Given exercise:
Restate the records that follow word for word; no pictures should appear.

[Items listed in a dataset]
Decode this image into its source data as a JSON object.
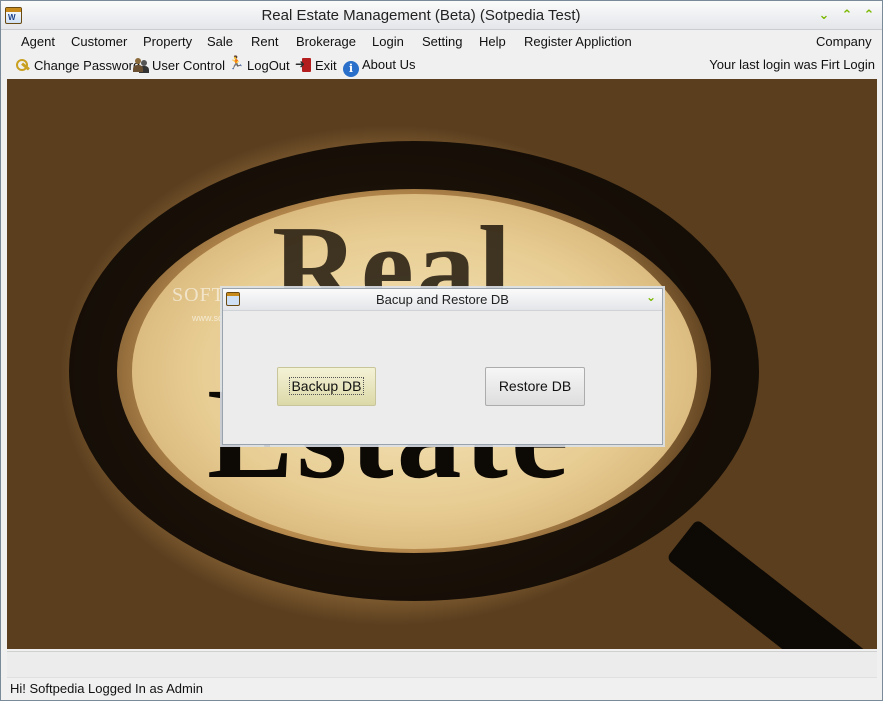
{
  "window": {
    "title": "Real Estate Management (Beta) (Sotpedia Test)",
    "icon_label": "W"
  },
  "controls": {
    "collapse": "⌄",
    "up": "⌃",
    "expand": "⌃"
  },
  "menu": [
    {
      "label": "Agent"
    },
    {
      "label": "Customer"
    },
    {
      "label": "Property"
    },
    {
      "label": "Sale"
    },
    {
      "label": "Rent"
    },
    {
      "label": "Brokerage"
    },
    {
      "label": "Login"
    },
    {
      "label": "Setting"
    },
    {
      "label": "Help"
    },
    {
      "label": "Register Appliction"
    }
  ],
  "menu_right": "Company",
  "toolbar": {
    "change_password": "Change Password",
    "user_control": "User Control",
    "logout": "LogOut",
    "exit": "Exit",
    "about": "About Us",
    "info_glyph": "i",
    "last_login": "Your last login was Firt Login"
  },
  "background": {
    "word1": "Real",
    "word2": "Estate",
    "watermark": "SOFTPEDIA",
    "watermark_sub": "www.softpedia.com"
  },
  "dialog": {
    "title": "Bacup and Restore DB",
    "ctrl": "⌄",
    "backup_label": "Backup DB",
    "restore_label": "Restore DB"
  },
  "status": {
    "text": "Hi! Softpedia  Logged In as Admin"
  }
}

Written response:
Decode this image into its source data as a JSON object.
{
  "window": {
    "title": "Real Estate Management (Beta) (Sotpedia Test)",
    "icon_label": "W"
  },
  "controls": {
    "collapse": "⌄",
    "up": "⌃",
    "expand": "⌃"
  },
  "menu": [
    {
      "label": "Agent"
    },
    {
      "label": "Customer"
    },
    {
      "label": "Property"
    },
    {
      "label": "Sale"
    },
    {
      "label": "Rent"
    },
    {
      "label": "Brokerage"
    },
    {
      "label": "Login"
    },
    {
      "label": "Setting"
    },
    {
      "label": "Help"
    },
    {
      "label": "Register Appliction"
    }
  ],
  "menu_right": "Company",
  "toolbar": {
    "change_password": "Change Password",
    "user_control": "User Control",
    "logout": "LogOut",
    "exit": "Exit",
    "about": "About Us",
    "info_glyph": "i",
    "last_login": "Your last login was Firt Login"
  },
  "background": {
    "word1": "Real",
    "word2": "Estate",
    "watermark": "SOFTPEDIA",
    "watermark_sub": "www.softpedia.com"
  },
  "dialog": {
    "title": "Bacup and Restore DB",
    "ctrl": "⌄",
    "backup_label": "Backup DB",
    "restore_label": "Restore DB"
  },
  "status": {
    "text": "Hi! Softpedia  Logged In as Admin"
  }
}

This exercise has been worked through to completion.